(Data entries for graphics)
========================================================================

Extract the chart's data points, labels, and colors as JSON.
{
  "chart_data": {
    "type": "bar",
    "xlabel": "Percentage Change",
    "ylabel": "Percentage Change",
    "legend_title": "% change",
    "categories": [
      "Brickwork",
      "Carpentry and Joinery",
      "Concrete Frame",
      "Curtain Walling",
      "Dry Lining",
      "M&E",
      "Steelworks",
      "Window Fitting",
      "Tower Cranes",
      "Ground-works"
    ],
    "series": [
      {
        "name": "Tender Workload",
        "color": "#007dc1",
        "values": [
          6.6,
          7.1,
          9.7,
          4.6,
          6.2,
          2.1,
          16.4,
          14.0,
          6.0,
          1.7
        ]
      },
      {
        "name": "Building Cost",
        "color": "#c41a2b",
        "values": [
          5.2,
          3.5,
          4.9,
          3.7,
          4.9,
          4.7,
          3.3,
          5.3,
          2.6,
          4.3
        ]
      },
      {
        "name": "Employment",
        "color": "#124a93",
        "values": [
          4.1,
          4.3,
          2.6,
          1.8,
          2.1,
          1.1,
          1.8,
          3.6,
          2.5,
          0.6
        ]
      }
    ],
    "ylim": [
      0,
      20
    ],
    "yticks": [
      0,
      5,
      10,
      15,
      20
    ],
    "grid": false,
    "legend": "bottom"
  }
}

========================================================================

◆ Task details: Print all of the entries again, exactly as written.

◆ Task solution:
Extract the chart's data points, labels, and colors as JSON.
{
  "chart_data": {
    "type": "bar",
    "xlabel": "Percentage Change",
    "ylabel": "Percentage Change",
    "legend_title": "% change",
    "categories": [
      "Brickwork",
      "Carpentry and Joinery",
      "Concrete Frame",
      "Curtain Walling",
      "Dry Lining",
      "M&E",
      "Steelworks",
      "Window Fitting",
      "Tower Cranes",
      "Ground-works"
    ],
    "series": [
      {
        "name": "Tender Workload",
        "color": "#007dc1",
        "values": [
          6.6,
          7.1,
          9.7,
          4.6,
          6.2,
          2.1,
          16.4,
          14.0,
          6.0,
          1.7
        ]
      },
      {
        "name": "Building Cost",
        "color": "#c41a2b",
        "values": [
          5.2,
          3.5,
          4.9,
          3.7,
          4.9,
          4.7,
          3.3,
          5.3,
          2.6,
          4.3
        ]
      },
      {
        "name": "Employment",
        "color": "#124a93",
        "values": [
          4.1,
          4.3,
          2.6,
          1.8,
          2.1,
          1.1,
          1.8,
          3.6,
          2.5,
          0.6
        ]
      }
    ],
    "ylim": [
      0,
      20
    ],
    "yticks": [
      0,
      5,
      10,
      15,
      20
    ],
    "grid": false,
    "legend": "bottom"
  }
}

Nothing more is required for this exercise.